__Problem description__
Repeat the entries below exactly as they appear, with no pictures.

— BEGIN —

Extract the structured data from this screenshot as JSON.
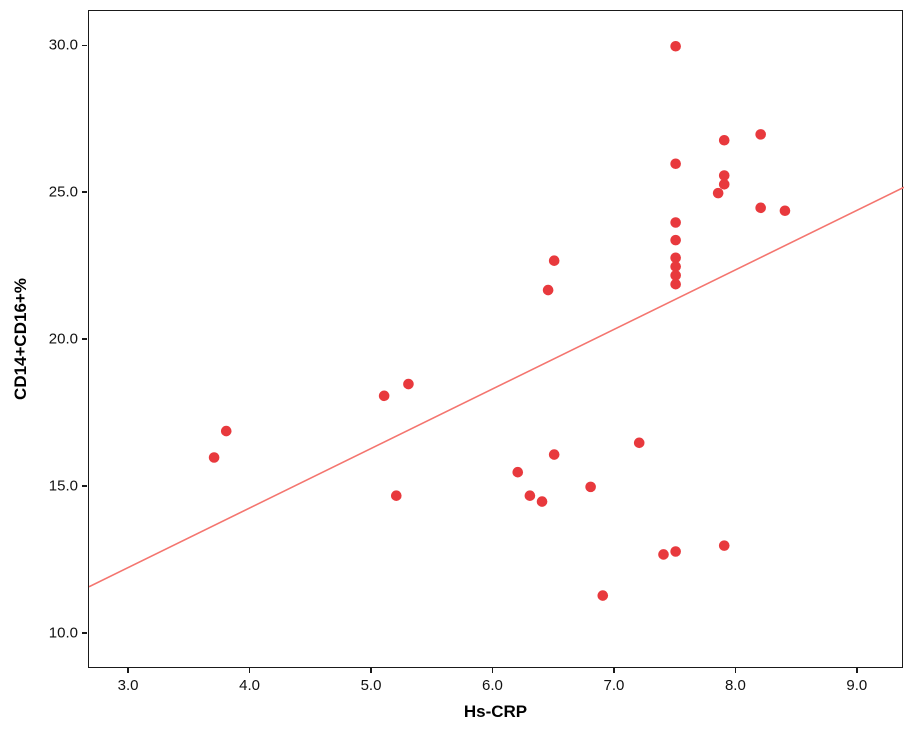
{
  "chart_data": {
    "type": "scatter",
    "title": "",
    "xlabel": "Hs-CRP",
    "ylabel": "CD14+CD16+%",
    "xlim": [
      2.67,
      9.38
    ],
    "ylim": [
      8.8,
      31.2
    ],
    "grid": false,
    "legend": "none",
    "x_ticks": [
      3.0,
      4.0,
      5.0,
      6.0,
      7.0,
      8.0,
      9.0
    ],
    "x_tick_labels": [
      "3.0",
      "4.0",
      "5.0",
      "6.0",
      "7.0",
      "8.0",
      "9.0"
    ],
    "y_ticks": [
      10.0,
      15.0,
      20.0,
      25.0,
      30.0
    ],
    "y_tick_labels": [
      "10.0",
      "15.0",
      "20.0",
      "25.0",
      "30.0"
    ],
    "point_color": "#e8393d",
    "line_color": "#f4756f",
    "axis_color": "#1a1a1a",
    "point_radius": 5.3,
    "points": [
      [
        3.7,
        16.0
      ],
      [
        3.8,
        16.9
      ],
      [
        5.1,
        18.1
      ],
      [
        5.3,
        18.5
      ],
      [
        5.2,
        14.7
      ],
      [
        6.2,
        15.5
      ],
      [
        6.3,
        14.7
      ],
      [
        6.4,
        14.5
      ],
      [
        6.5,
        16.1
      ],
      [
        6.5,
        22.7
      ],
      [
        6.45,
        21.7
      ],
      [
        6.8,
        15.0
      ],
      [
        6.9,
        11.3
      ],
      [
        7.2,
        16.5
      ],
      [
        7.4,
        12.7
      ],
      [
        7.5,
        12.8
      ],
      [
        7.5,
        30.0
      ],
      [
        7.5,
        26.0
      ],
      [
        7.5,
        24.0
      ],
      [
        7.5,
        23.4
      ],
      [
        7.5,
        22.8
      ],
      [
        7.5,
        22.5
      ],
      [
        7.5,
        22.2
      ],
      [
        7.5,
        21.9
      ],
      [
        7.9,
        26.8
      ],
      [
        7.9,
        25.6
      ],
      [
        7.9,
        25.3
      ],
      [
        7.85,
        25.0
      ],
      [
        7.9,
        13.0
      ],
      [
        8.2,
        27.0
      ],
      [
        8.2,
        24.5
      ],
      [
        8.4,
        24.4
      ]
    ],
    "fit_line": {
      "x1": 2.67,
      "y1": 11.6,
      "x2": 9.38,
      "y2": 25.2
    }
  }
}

— END —

__The answer__
Extract the structured data from this screenshot as JSON.
{
  "chart_data": {
    "type": "scatter",
    "title": "",
    "xlabel": "Hs-CRP",
    "ylabel": "CD14+CD16+%",
    "xlim": [
      2.67,
      9.38
    ],
    "ylim": [
      8.8,
      31.2
    ],
    "grid": false,
    "legend": "none",
    "x_ticks": [
      3.0,
      4.0,
      5.0,
      6.0,
      7.0,
      8.0,
      9.0
    ],
    "x_tick_labels": [
      "3.0",
      "4.0",
      "5.0",
      "6.0",
      "7.0",
      "8.0",
      "9.0"
    ],
    "y_ticks": [
      10.0,
      15.0,
      20.0,
      25.0,
      30.0
    ],
    "y_tick_labels": [
      "10.0",
      "15.0",
      "20.0",
      "25.0",
      "30.0"
    ],
    "point_color": "#e8393d",
    "line_color": "#f4756f",
    "axis_color": "#1a1a1a",
    "point_radius": 5.3,
    "points": [
      [
        3.7,
        16.0
      ],
      [
        3.8,
        16.9
      ],
      [
        5.1,
        18.1
      ],
      [
        5.3,
        18.5
      ],
      [
        5.2,
        14.7
      ],
      [
        6.2,
        15.5
      ],
      [
        6.3,
        14.7
      ],
      [
        6.4,
        14.5
      ],
      [
        6.5,
        16.1
      ],
      [
        6.5,
        22.7
      ],
      [
        6.45,
        21.7
      ],
      [
        6.8,
        15.0
      ],
      [
        6.9,
        11.3
      ],
      [
        7.2,
        16.5
      ],
      [
        7.4,
        12.7
      ],
      [
        7.5,
        12.8
      ],
      [
        7.5,
        30.0
      ],
      [
        7.5,
        26.0
      ],
      [
        7.5,
        24.0
      ],
      [
        7.5,
        23.4
      ],
      [
        7.5,
        22.8
      ],
      [
        7.5,
        22.5
      ],
      [
        7.5,
        22.2
      ],
      [
        7.5,
        21.9
      ],
      [
        7.9,
        26.8
      ],
      [
        7.9,
        25.6
      ],
      [
        7.9,
        25.3
      ],
      [
        7.85,
        25.0
      ],
      [
        7.9,
        13.0
      ],
      [
        8.2,
        27.0
      ],
      [
        8.2,
        24.5
      ],
      [
        8.4,
        24.4
      ]
    ],
    "fit_line": {
      "x1": 2.67,
      "y1": 11.6,
      "x2": 9.38,
      "y2": 25.2
    }
  }
}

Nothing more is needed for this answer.